# [Task data]
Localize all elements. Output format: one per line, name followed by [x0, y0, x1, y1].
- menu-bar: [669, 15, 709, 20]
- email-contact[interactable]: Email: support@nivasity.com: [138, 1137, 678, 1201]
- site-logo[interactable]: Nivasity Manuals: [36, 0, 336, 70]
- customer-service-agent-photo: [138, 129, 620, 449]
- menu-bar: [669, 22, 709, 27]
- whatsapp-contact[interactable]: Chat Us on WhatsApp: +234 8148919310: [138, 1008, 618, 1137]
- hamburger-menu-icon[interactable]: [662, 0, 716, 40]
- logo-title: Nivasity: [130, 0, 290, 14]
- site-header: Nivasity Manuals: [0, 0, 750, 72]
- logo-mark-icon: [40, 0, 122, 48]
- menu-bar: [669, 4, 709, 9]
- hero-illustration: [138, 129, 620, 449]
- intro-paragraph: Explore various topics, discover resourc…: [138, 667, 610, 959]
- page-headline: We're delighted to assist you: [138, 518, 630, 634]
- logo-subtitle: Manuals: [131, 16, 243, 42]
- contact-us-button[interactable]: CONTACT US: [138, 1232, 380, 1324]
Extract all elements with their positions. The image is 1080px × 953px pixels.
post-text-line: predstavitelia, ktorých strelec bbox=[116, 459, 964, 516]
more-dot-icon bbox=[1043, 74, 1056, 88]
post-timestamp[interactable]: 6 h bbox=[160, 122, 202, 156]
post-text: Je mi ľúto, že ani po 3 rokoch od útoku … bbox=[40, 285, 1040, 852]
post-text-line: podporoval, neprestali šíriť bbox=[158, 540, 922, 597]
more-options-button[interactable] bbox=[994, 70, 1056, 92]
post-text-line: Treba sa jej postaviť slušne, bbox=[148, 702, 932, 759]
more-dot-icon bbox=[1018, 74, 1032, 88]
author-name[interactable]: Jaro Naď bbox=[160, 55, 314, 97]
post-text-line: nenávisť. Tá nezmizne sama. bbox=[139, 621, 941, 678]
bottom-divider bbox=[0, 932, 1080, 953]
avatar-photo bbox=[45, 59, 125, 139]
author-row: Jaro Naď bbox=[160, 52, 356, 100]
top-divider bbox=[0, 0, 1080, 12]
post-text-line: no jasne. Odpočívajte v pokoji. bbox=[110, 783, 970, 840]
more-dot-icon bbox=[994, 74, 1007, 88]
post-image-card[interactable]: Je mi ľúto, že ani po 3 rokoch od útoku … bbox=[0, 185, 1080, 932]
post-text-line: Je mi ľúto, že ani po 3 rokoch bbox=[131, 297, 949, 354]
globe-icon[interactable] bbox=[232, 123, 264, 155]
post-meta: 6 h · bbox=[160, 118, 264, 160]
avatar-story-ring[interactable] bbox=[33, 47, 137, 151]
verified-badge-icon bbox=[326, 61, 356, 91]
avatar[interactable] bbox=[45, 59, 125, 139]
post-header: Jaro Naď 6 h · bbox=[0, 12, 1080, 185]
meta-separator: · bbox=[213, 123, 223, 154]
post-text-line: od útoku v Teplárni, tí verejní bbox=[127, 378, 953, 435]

# [Task brief]
Can you put the lines from the start of the records up to and including the line with "- site-logo[interactable]: Nivasity" into a Markdown table with the columns Row and Line, numbering each row and skipping any blank lines?

# [Result for this task]
| Row | Line |
|---|---|
| 1 | Localize all elements. Output format: one per line, name followed by [x0, y0, x1, y1]. |
| 2 | - menu-bar: [669, 15, 709, 20] |
| 3 | - email-contact[interactable]: Email: support@nivasity.com: [138, 1137, 678, 1201] |
| 4 | - site-logo[interactable]: Nivasity Manuals: [36, 0, 336, 70] |